-- Begin --
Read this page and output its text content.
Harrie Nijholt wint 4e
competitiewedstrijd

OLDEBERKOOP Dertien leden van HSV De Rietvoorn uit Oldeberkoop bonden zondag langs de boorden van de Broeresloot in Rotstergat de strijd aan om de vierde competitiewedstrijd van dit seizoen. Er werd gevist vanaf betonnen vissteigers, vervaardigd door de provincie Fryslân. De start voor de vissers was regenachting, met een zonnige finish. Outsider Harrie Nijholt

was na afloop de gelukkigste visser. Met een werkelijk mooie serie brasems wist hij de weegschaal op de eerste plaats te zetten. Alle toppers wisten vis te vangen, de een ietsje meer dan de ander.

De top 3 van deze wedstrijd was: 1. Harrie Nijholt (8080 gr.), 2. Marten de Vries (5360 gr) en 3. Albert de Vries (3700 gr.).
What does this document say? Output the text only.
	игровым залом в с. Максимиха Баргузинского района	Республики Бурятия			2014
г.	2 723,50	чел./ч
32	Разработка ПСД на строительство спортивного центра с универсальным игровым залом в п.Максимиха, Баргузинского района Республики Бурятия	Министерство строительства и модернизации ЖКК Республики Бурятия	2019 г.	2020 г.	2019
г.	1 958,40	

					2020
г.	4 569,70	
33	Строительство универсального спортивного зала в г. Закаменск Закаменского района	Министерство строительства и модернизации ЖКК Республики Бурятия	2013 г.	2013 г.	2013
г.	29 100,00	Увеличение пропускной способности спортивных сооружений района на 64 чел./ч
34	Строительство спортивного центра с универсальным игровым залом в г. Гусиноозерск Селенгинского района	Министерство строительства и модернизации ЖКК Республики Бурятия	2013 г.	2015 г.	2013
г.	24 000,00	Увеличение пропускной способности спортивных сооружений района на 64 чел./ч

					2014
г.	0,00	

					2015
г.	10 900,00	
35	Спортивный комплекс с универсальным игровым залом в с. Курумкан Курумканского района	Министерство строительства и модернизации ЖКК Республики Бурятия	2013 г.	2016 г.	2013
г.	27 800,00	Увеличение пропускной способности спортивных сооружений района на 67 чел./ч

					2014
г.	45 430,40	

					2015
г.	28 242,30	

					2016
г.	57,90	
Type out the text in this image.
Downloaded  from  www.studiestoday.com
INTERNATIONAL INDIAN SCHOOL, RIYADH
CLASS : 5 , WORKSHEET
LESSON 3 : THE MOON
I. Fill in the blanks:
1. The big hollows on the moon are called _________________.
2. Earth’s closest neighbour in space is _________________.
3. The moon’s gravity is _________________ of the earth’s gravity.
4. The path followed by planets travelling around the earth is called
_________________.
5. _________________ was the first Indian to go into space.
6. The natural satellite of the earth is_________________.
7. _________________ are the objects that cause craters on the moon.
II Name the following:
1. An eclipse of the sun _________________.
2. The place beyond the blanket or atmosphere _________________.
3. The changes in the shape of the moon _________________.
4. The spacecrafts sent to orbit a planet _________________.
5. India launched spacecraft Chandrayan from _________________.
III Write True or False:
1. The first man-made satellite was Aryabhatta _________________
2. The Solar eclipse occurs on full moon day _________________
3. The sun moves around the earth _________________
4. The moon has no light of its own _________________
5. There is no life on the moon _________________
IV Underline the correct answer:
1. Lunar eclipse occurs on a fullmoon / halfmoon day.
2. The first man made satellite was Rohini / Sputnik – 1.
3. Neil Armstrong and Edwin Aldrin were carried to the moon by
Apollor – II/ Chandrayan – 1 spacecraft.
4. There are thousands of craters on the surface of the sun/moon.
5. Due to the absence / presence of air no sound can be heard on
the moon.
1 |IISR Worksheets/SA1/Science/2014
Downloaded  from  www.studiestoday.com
-- End --
[EXERCISE PROMPT]
Repeat all of the records above exactly as written.

[THE OUTPUT]
Read this page and output its text content.
Harrie Nijholt wint 4e
competitiewedstrijd

OLDEBERKOOP Dertien leden van HSV De Rietvoorn uit Oldeberkoop bonden zondag langs de boorden van de Broeresloot in Rotstergat de strijd aan om de vierde competitiewedstrijd van dit seizoen. Er werd gevist vanaf betonnen vissteigers, vervaardigd door de provincie Fryslân. De start voor de vissers was regenachting, met een zonnige finish. Outsider Harrie Nijholt

was na afloop de gelukkigste visser. Met een werkelijk mooie serie brasems wist hij de weegschaal op de eerste plaats te zetten. Alle toppers wisten vis te vangen, de een ietsje meer dan de ander.

De top 3 van deze wedstrijd was: 1. Harrie Nijholt (8080 gr.), 2. Marten de Vries (5360 gr) en 3. Albert de Vries (3700 gr.).
What does this document say? Output the text only.
	игровым залом в с. Максимиха Баргузинского района	Республики Бурятия			2014
г.	2 723,50	чел./ч
32	Разработка ПСД на строительство спортивного центра с универсальным игровым залом в п.Максимиха, Баргузинского района Республики Бурятия	Министерство строительства и модернизации ЖКК Республики Бурятия	2019 г.	2020 г.	2019
г.	1 958,40	

					2020
г.	4 569,70	
33	Строительство универсального спортивного зала в г. Закаменск Закаменского района	Министерство строительства и модернизации ЖКК Республики Бурятия	2013 г.	2013 г.	2013
г.	29 100,00	Увеличение пропускной способности спортивных сооружений района на 64 чел./ч
34	Строительство спортивного центра с универсальным игровым залом в г. Гусиноозерск Селенгинского района	Министерство строительства и модернизации ЖКК Республики Бурятия	2013 г.	2015 г.	2013
г.	24 000,00	Увеличение пропускной способности спортивных сооружений района на 64 чел./ч

					2014
г.	0,00	

					2015
г.	10 900,00	
35	Спортивный комплекс с универсальным игровым залом в с. Курумкан Курумканского района	Министерство строительства и модернизации ЖКК Республики Бурятия	2013 г.	2016 г.	2013
г.	27 800,00	Увеличение пропускной способности спортивных сооружений района на 67 чел./ч

					2014
г.	45 430,40	

					2015
г.	28 242,30	

					2016
г.	57,90	
Type out the text in this image.
Downloaded  from  www.studiestoday.com
INTERNATIONAL INDIAN SCHOOL, RIYADH
CLASS : 5 , WORKSHEET
LESSON 3 : THE MOON
I. Fill in the blanks:
1. The big hollows on the moon are called _________________.
2. Earth’s closest neighbour in space is _________________.
3. The moon’s gravity is _________________ of the earth’s gravity.
4. The path followed by planets travelling around the earth is called
_________________.
5. _________________ was the first Indian to go into space.
6. The natural satellite of the earth is_________________.
7. _________________ are the objects that cause craters on the moon.
II Name the following:
1. An eclipse of the sun _________________.
2. The place beyond the blanket or atmosphere _________________.
3. The changes in the shape of the moon _________________.
4. The spacecrafts sent to orbit a planet _________________.
5. India launched spacecraft Chandrayan from _________________.
III Write True or False:
1. The first man-made satellite was Aryabhatta _________________
2. The Solar eclipse occurs on full moon day _________________
3. The sun moves around the earth _________________
4. The moon has no light of its own _________________
5. There is no life on the moon _________________
IV Underline the correct answer:
1. Lunar eclipse occurs on a fullmoon / halfmoon day.
2. The first man made satellite was Rohini / Sputnik – 1.
3. Neil Armstrong and Edwin Aldrin were carried to the moon by
Apollor – II/ Chandrayan – 1 spacecraft.
4. There are thousands of craters on the surface of the sun/moon.
5. Due to the absence / presence of air no sound can be heard on
the moon.
1 |IISR Worksheets/SA1/Science/2014
Downloaded  from  www.studiestoday.com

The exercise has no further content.